Hmm, it seems that the problem is in CameraRaw.dll file.
I spent a hour with experimenting and found relatively easy solution. I edited CameraRaw.dll file in Lightroom's installation directory with a hex editor (I used PSPad) and switched E-M5 with E-P5 (replaced two occurences of E-P5 with E-M5 and also E-M5 with E-P5). This works! Photoshop now treats my E-M5 photos as taken with E-P5 and allows me to use entire 4:3 area for crops! Also exported JPGs have E-M5 as camera in EXIF correctly.
It seems this forum is dead...
This forum is not dead. There are 100s of messages a day. You seemed to have figured out how to deal with your images, yourself, using a hex editor, and have already rejected the Adobe-supplied workaround of using the DNG Recover-Edges plug-in.
About the only thing to add is why things are the way they are: the way things are working is how they were designed to work at the time the camera models were released.
The issue is that newer cameras can have both the in-camera-specified-crop and original-crop selected in LR, so both the 3:2 and 4:3 aspect ratios selected in your example. Older cameras, before Adobe added this capability are stuck with the in-camera-specified-crop with the possibility of using the Recover Edges plug-in.

LIST OF TASKS:
[a] Answer these questions from the Lightroom crop thread, one answer per line, labeled (i) and (ii):
(i) Which program was used as the hex editor?
(ii) What is the Adobe-supplied workaround that was rejected?
[b] Output the stretch of the Lightroom crop thread from "It seems this" through "DNG Recover-Edges plug-in.".
[c] Continue the Lightroom crop thread from its final sentence.

MATERIAL PROVIDED:
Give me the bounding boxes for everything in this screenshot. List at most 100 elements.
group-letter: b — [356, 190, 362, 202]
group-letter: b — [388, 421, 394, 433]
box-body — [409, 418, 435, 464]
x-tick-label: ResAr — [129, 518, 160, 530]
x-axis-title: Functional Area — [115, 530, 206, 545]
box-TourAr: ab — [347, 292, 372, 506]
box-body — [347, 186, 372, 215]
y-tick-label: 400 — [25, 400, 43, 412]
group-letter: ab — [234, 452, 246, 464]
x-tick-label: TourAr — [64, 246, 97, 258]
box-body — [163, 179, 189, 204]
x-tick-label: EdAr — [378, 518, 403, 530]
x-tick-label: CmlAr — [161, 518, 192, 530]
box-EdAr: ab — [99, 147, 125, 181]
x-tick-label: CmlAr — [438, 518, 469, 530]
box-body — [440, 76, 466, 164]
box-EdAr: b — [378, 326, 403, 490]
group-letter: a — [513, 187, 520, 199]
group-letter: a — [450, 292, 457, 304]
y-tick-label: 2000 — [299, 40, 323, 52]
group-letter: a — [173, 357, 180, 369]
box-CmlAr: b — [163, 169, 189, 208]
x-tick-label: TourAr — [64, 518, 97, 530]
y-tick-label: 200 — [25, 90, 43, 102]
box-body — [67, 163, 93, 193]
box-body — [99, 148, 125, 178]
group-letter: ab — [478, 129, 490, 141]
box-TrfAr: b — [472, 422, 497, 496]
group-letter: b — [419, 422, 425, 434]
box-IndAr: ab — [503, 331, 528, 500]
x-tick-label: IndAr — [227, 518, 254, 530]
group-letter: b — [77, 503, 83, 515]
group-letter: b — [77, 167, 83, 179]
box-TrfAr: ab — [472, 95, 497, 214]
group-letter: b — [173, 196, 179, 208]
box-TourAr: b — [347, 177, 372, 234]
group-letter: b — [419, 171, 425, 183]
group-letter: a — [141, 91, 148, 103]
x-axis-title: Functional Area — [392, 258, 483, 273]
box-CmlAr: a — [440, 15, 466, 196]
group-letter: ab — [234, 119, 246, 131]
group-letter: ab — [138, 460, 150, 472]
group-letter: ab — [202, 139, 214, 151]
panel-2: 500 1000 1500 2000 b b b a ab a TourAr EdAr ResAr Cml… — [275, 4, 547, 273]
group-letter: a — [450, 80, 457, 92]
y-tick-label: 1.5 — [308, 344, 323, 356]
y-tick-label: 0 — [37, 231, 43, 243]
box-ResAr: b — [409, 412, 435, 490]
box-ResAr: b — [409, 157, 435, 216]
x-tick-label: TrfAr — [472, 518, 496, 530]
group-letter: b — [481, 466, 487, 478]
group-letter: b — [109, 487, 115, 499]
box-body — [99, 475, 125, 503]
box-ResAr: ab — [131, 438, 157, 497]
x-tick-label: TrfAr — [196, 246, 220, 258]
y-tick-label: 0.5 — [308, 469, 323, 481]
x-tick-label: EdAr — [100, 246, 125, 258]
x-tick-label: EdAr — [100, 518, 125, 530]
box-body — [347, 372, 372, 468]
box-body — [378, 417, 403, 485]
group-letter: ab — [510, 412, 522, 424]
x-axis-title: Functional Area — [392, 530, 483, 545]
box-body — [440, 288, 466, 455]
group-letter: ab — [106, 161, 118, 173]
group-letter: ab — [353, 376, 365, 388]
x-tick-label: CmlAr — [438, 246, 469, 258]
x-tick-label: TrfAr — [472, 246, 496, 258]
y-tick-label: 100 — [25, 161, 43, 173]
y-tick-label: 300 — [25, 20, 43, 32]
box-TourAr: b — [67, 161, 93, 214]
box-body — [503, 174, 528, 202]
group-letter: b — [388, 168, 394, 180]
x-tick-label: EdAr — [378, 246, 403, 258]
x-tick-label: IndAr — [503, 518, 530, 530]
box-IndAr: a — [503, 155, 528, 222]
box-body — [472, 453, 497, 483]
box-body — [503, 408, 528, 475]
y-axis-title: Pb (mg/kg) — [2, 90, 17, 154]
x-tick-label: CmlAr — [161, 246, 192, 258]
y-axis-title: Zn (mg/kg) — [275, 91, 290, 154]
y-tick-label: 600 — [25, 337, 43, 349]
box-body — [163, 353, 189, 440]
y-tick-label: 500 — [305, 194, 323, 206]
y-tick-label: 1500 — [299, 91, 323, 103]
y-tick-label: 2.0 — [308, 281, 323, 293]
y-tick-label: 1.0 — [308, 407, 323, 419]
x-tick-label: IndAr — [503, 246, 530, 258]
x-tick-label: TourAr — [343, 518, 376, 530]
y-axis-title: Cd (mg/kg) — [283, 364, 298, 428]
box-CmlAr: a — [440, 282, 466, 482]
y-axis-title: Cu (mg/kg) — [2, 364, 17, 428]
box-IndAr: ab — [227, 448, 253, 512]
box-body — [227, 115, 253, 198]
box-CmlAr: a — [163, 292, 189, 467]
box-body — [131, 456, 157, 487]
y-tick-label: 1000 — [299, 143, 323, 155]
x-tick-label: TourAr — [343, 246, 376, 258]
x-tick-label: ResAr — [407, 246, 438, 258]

ANSWERS TO THE EXERCISES:
[a]
(i) PSPad
(ii) Using the DNG Recover-Edges plug-in

[b]
It seems this forum is dead...
This forum is not dead. There are 100s of messages a day. You seemed to have figured out how to deal with your images, yourself, using a hex editor, and have already rejected the Adobe-supplied workaround of using the DNG Recover-Edges plug-in.

[c]
Despite the order you acquired them, the E-M5 is actually a year older (2012) than your previous E-MP5 (2013) and the older camera that is newer to you, doesn't have the two crop options available.
I remember Adobe being asked at the time if there was anything that could be done with the older cameras' photos to give them Original-Crop ability and Adobe said it was too complicated to change how cropping worked for already imported images so they weren't going to attempt to do anything.
Possible solutions to your crop problem:
1. Shoot in 4:3 (full sensor data) and then crop in LR - I don't get why not doing this and create problems for yourself.
2. Use Olympus software to reset crop to full sensor data before importing to LR
3. Convert to DNG and use DNG Recover Edges.